* [WHAT YOU ARE ASKED TO DO]: Restate all the material verbatim, except for the pictures.

* [SUPPLIED RECORDS]:
=======

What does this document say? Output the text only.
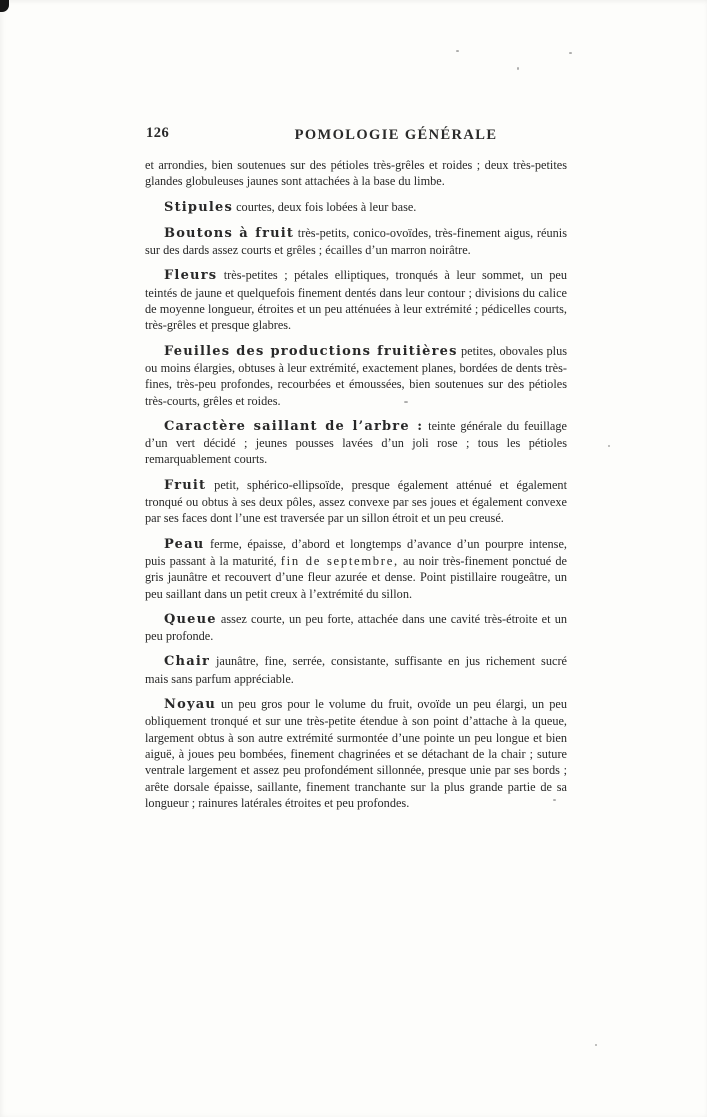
126	POMOLOGIE GÉNÉRALE

et arrondies, bien soutenues sur des pétioles très-grêles et roides ; deux très-petites glandes globuleuses jaunes sont attachées à la base du limbe.

Stipules courtes, deux fois lobées à leur base.

Boutons à fruit très-petits, conico-ovoïdes, très-finement aigus, réunis sur des dards assez courts et grêles ; écailles d’un marron noirâtre.

Fleurs très-petites ; pétales elliptiques, tronqués à leur sommet, un peu teintés de jaune et quelquefois finement dentés dans leur contour ; divisions du calice de moyenne longueur, étroites et un peu atténuées à leur extrémité ; pédicelles courts, très-grêles et presque glabres.

Feuilles des productions fruitières petites, obovales plus ou moins élargies, obtuses à leur extrémité, exactement planes, bordées de dents très-fines, très-peu profondes, recourbées et émoussées, bien soutenues sur des pétioles très-courts, grêles et roides.

Caractère saillant de l’arbre : teinte générale du feuillage d’un vert décidé ; jeunes pousses lavées d’un joli rose ; tous les pétioles remarquablement courts.

Fruit petit, sphérico-ellipsoïde, presque également atténué et également tronqué ou obtus à ses deux pôles, assez convexe par ses joues et également convexe par ses faces dont l’une est traversée par un sillon étroit et un peu creusé.

Peau ferme, épaisse, d’abord et longtemps d’avance d’un pourpre intense, puis passant à la maturité, fin de septembre, au noir très-finement ponctué de gris jaunâtre et recouvert d’une fleur azurée et dense. Point pistillaire rougeâtre, un peu saillant dans un petit creux à l’extrémité du sillon.

Queue assez courte, un peu forte, attachée dans une cavité très-étroite et un peu profonde.

Chair jaunâtre, fine, serrée, consistante, suffisante en jus richement sucré mais sans parfum appréciable.

Noyau un peu gros pour le volume du fruit, ovoïde un peu élargi, un peu obliquement tronqué et sur une très-petite étendue à son point d’attache à la queue, largement obtus à son autre extrémité surmontée d’une pointe un peu longue et bien aiguë, à joues peu bombées, finement chagrinées et se détachant de la chair ; suture ventrale largement et assez peu profondément sillonnée, presque unie par ses bords ; arête dorsale épaisse, saillante, finement tranchante sur la plus grande partie de sa longueur ; rainures latérales étroites et peu profondes.
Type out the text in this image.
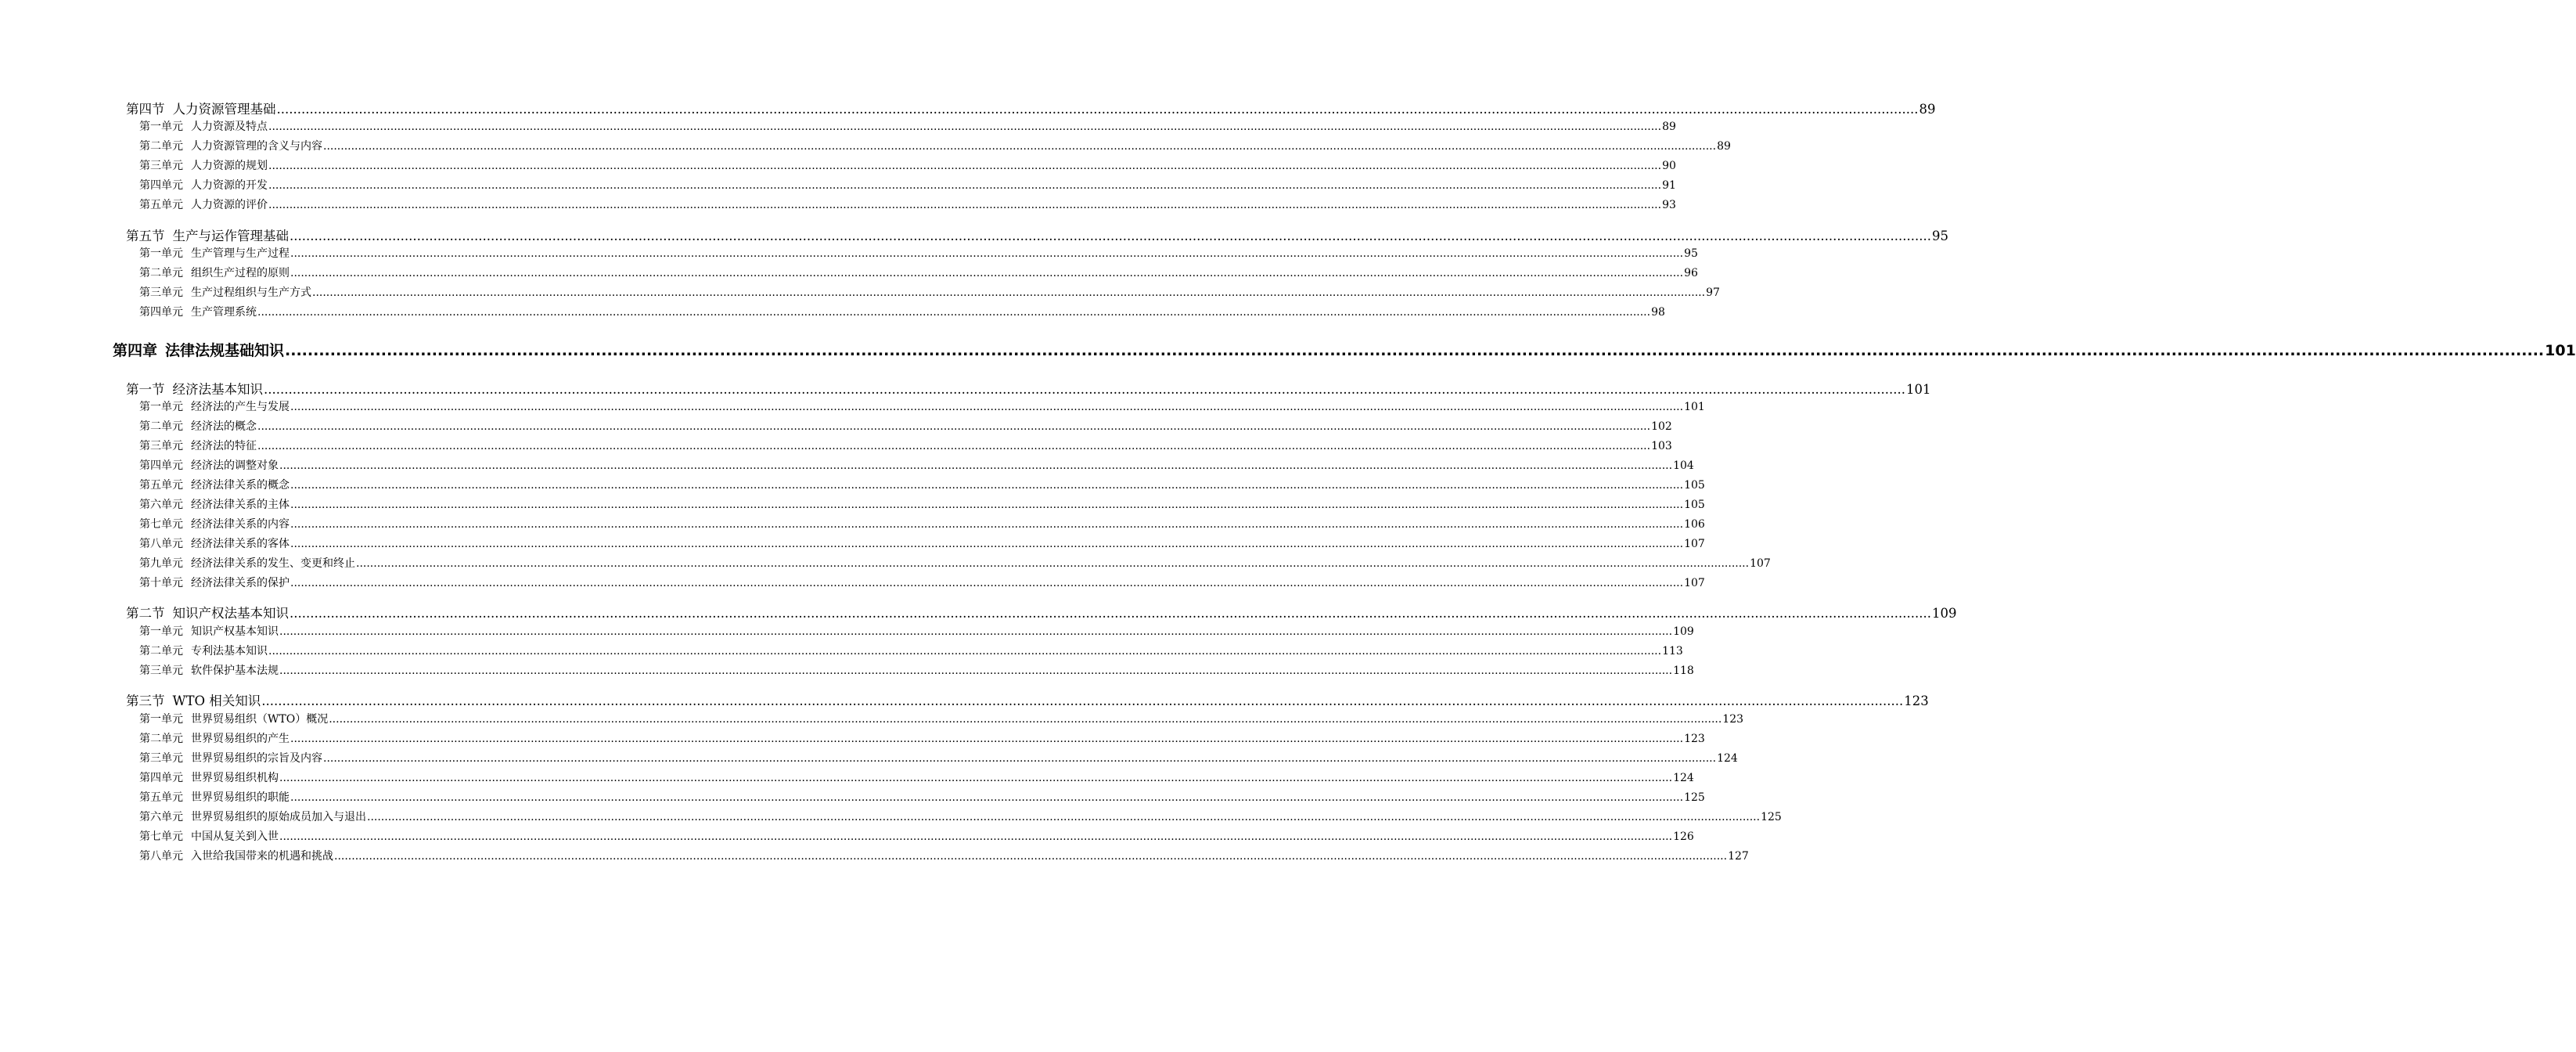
第四节 人力资源管理基础 ................................................................................................................................................................................................................................................................................................................................................................................................................ 89
第一单元 人力资源及特点 ................................................................................................................................................................................................................................................................................................................................................................................................................ 89
第二单元 人力资源管理的含义与内容 ................................................................................................................................................................................................................................................................................................................................................................................................................ 89
第三单元 人力资源的规划 ................................................................................................................................................................................................................................................................................................................................................................................................................ 90
第四单元 人力资源的开发 ................................................................................................................................................................................................................................................................................................................................................................................................................ 91
第五单元 人力资源的评价 ................................................................................................................................................................................................................................................................................................................................................................................................................ 93
第五节 生产与运作管理基础 ................................................................................................................................................................................................................................................................................................................................................................................................................ 95
第一单元 生产管理与生产过程 ................................................................................................................................................................................................................................................................................................................................................................................................................ 95
第二单元 组织生产过程的原则 ................................................................................................................................................................................................................................................................................................................................................................................................................ 96
第三单元 生产过程组织与生产方式 ................................................................................................................................................................................................................................................................................................................................................................................................................ 97
第四单元 生产管理系统 ................................................................................................................................................................................................................................................................................................................................................................................................................ 98
第四章 法律法规基础知识 ................................................................................................................................................................................................................................................................................................................................................................................................................ 101
第一节 经济法基本知识 ................................................................................................................................................................................................................................................................................................................................................................................................................ 101
第一单元 经济法的产生与发展 ................................................................................................................................................................................................................................................................................................................................................................................................................ 101
第二单元 经济法的概念 ................................................................................................................................................................................................................................................................................................................................................................................................................ 102
第三单元 经济法的特征 ................................................................................................................................................................................................................................................................................................................................................................................................................ 103
第四单元 经济法的调整对象 ................................................................................................................................................................................................................................................................................................................................................................................................................ 104
第五单元 经济法律关系的概念 ................................................................................................................................................................................................................................................................................................................................................................................................................ 105
第六单元 经济法律关系的主体 ................................................................................................................................................................................................................................................................................................................................................................................................................ 105
第七单元 经济法律关系的内容 ................................................................................................................................................................................................................................................................................................................................................................................................................ 106
第八单元 经济法律关系的客体 ................................................................................................................................................................................................................................................................................................................................................................................................................ 107
第九单元 经济法律关系的发生、变更和终止 ................................................................................................................................................................................................................................................................................................................................................................................................................ 107
第十单元 经济法律关系的保护 ................................................................................................................................................................................................................................................................................................................................................................................................................ 107
第二节 知识产权法基本知识 ................................................................................................................................................................................................................................................................................................................................................................................................................ 109
第一单元 知识产权基本知识 ................................................................................................................................................................................................................................................................................................................................................................................................................ 109
第二单元 专利法基本知识 ................................................................................................................................................................................................................................................................................................................................................................................................................ 113
第三单元 软件保护基本法规 ................................................................................................................................................................................................................................................................................................................................................................................................................ 118
第三节 WTO 相关知识 ................................................................................................................................................................................................................................................................................................................................................................................................................ 123
第一单元 世界贸易组织（WTO）概况 ................................................................................................................................................................................................................................................................................................................................................................................................................ 123
第二单元 世界贸易组织的产生 ................................................................................................................................................................................................................................................................................................................................................................................................................ 123
第三单元 世界贸易组织的宗旨及内容 ................................................................................................................................................................................................................................................................................................................................................................................................................ 124
第四单元 世界贸易组织机构 ................................................................................................................................................................................................................................................................................................................................................................................................................ 124
第五单元 世界贸易组织的职能 ................................................................................................................................................................................................................................................................................................................................................................................................................ 125
第六单元 世界贸易组织的原始成员加入与退出 ................................................................................................................................................................................................................................................................................................................................................................................................................ 125
第七单元 中国从复关到入世 ................................................................................................................................................................................................................................................................................................................................................................................................................ 126
第八单元 入世给我国带来的机遇和挑战 ................................................................................................................................................................................................................................................................................................................................................................................................................ 127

=======

* [THE RESPONSE]:
What does this document say? Output the text only.
126	POMOLOGIE GÉNÉRALE

et arrondies, bien soutenues sur des pétioles très-grêles et roides ; deux très-petites glandes globuleuses jaunes sont attachées à la base du limbe.

Stipules courtes, deux fois lobées à leur base.

Boutons à fruit très-petits, conico-ovoïdes, très-finement aigus, réunis sur des dards assez courts et grêles ; écailles d’un marron noirâtre.

Fleurs très-petites ; pétales elliptiques, tronqués à leur sommet, un peu teintés de jaune et quelquefois finement dentés dans leur contour ; divisions du calice de moyenne longueur, étroites et un peu atténuées à leur extrémité ; pédicelles courts, très-grêles et presque glabres.

Feuilles des productions fruitières petites, obovales plus ou moins élargies, obtuses à leur extrémité, exactement planes, bordées de dents très-fines, très-peu profondes, recourbées et émoussées, bien soutenues sur des pétioles très-courts, grêles et roides.

Caractère saillant de l’arbre : teinte générale du feuillage d’un vert décidé ; jeunes pousses lavées d’un joli rose ; tous les pétioles remarquablement courts.

Fruit petit, sphérico-ellipsoïde, presque également atténué et également tronqué ou obtus à ses deux pôles, assez convexe par ses joues et également convexe par ses faces dont l’une est traversée par un sillon étroit et un peu creusé.

Peau ferme, épaisse, d’abord et longtemps d’avance d’un pourpre intense, puis passant à la maturité, fin de septembre, au noir très-finement ponctué de gris jaunâtre et recouvert d’une fleur azurée et dense. Point pistillaire rougeâtre, un peu saillant dans un petit creux à l’extrémité du sillon.

Queue assez courte, un peu forte, attachée dans une cavité très-étroite et un peu profonde.

Chair jaunâtre, fine, serrée, consistante, suffisante en jus richement sucré mais sans parfum appréciable.

Noyau un peu gros pour le volume du fruit, ovoïde un peu élargi, un peu obliquement tronqué et sur une très-petite étendue à son point d’attache à la queue, largement obtus à son autre extrémité surmontée d’une pointe un peu longue et bien aiguë, à joues peu bombées, finement chagrinées et se détachant de la chair ; suture ventrale largement et assez peu profondément sillonnée, presque unie par ses bords ; arête dorsale épaisse, saillante, finement tranchante sur la plus grande partie de sa longueur ; rainures latérales étroites et peu profondes.
Type out the text in this image.
第四节 人力资源管理基础 ................................................................................................................................................................................................................................................................................................................................................................................................................ 89
第一单元 人力资源及特点 ................................................................................................................................................................................................................................................................................................................................................................................................................ 89
第二单元 人力资源管理的含义与内容 ................................................................................................................................................................................................................................................................................................................................................................................................................ 89
第三单元 人力资源的规划 ................................................................................................................................................................................................................................................................................................................................................................................................................ 90
第四单元 人力资源的开发 ................................................................................................................................................................................................................................................................................................................................................................................................................ 91
第五单元 人力资源的评价 ................................................................................................................................................................................................................................................................................................................................................................................................................ 93
第五节 生产与运作管理基础 ................................................................................................................................................................................................................................................................................................................................................................................................................ 95
第一单元 生产管理与生产过程 ................................................................................................................................................................................................................................................................................................................................................................................................................ 95
第二单元 组织生产过程的原则 ................................................................................................................................................................................................................................................................................................................................................................................................................ 96
第三单元 生产过程组织与生产方式 ................................................................................................................................................................................................................................................................................................................................................................................................................ 97
第四单元 生产管理系统 ................................................................................................................................................................................................................................................................................................................................................................................................................ 98
第四章 法律法规基础知识 ................................................................................................................................................................................................................................................................................................................................................................................................................ 101
第一节 经济法基本知识 ................................................................................................................................................................................................................................................................................................................................................................................................................ 101
第一单元 经济法的产生与发展 ................................................................................................................................................................................................................................................................................................................................................................................................................ 101
第二单元 经济法的概念 ................................................................................................................................................................................................................................................................................................................................................................................................................ 102
第三单元 经济法的特征 ................................................................................................................................................................................................................................................................................................................................................................................................................ 103
第四单元 经济法的调整对象 ................................................................................................................................................................................................................................................................................................................................................................................................................ 104
第五单元 经济法律关系的概念 ................................................................................................................................................................................................................................................................................................................................................................................................................ 105
第六单元 经济法律关系的主体 ................................................................................................................................................................................................................................................................................................................................................................................................................ 105
第七单元 经济法律关系的内容 ................................................................................................................................................................................................................................................................................................................................................................................................................ 106
第八单元 经济法律关系的客体 ................................................................................................................................................................................................................................................................................................................................................................................................................ 107
第九单元 经济法律关系的发生、变更和终止 ................................................................................................................................................................................................................................................................................................................................................................................................................ 107
第十单元 经济法律关系的保护 ................................................................................................................................................................................................................................................................................................................................................................................................................ 107
第二节 知识产权法基本知识 ................................................................................................................................................................................................................................................................................................................................................................................................................ 109
第一单元 知识产权基本知识 ................................................................................................................................................................................................................................................................................................................................................................................................................ 109
第二单元 专利法基本知识 ................................................................................................................................................................................................................................................................................................................................................................................................................ 113
第三单元 软件保护基本法规 ................................................................................................................................................................................................................................................................................................................................................................................................................ 118
第三节 WTO 相关知识 ................................................................................................................................................................................................................................................................................................................................................................................................................ 123
第一单元 世界贸易组织（WTO）概况 ................................................................................................................................................................................................................................................................................................................................................................................................................ 123
第二单元 世界贸易组织的产生 ................................................................................................................................................................................................................................................................................................................................................................................................................ 123
第三单元 世界贸易组织的宗旨及内容 ................................................................................................................................................................................................................................................................................................................................................................................................................ 124
第四单元 世界贸易组织机构 ................................................................................................................................................................................................................................................................................................................................................................................................................ 124
第五单元 世界贸易组织的职能 ................................................................................................................................................................................................................................................................................................................................................................................................................ 125
第六单元 世界贸易组织的原始成员加入与退出 ................................................................................................................................................................................................................................................................................................................................................................................................................ 125
第七单元 中国从复关到入世 ................................................................................................................................................................................................................................................................................................................................................................................................................ 126
第八单元 入世给我国带来的机遇和挑战 ................................................................................................................................................................................................................................................................................................................................................................................................................ 127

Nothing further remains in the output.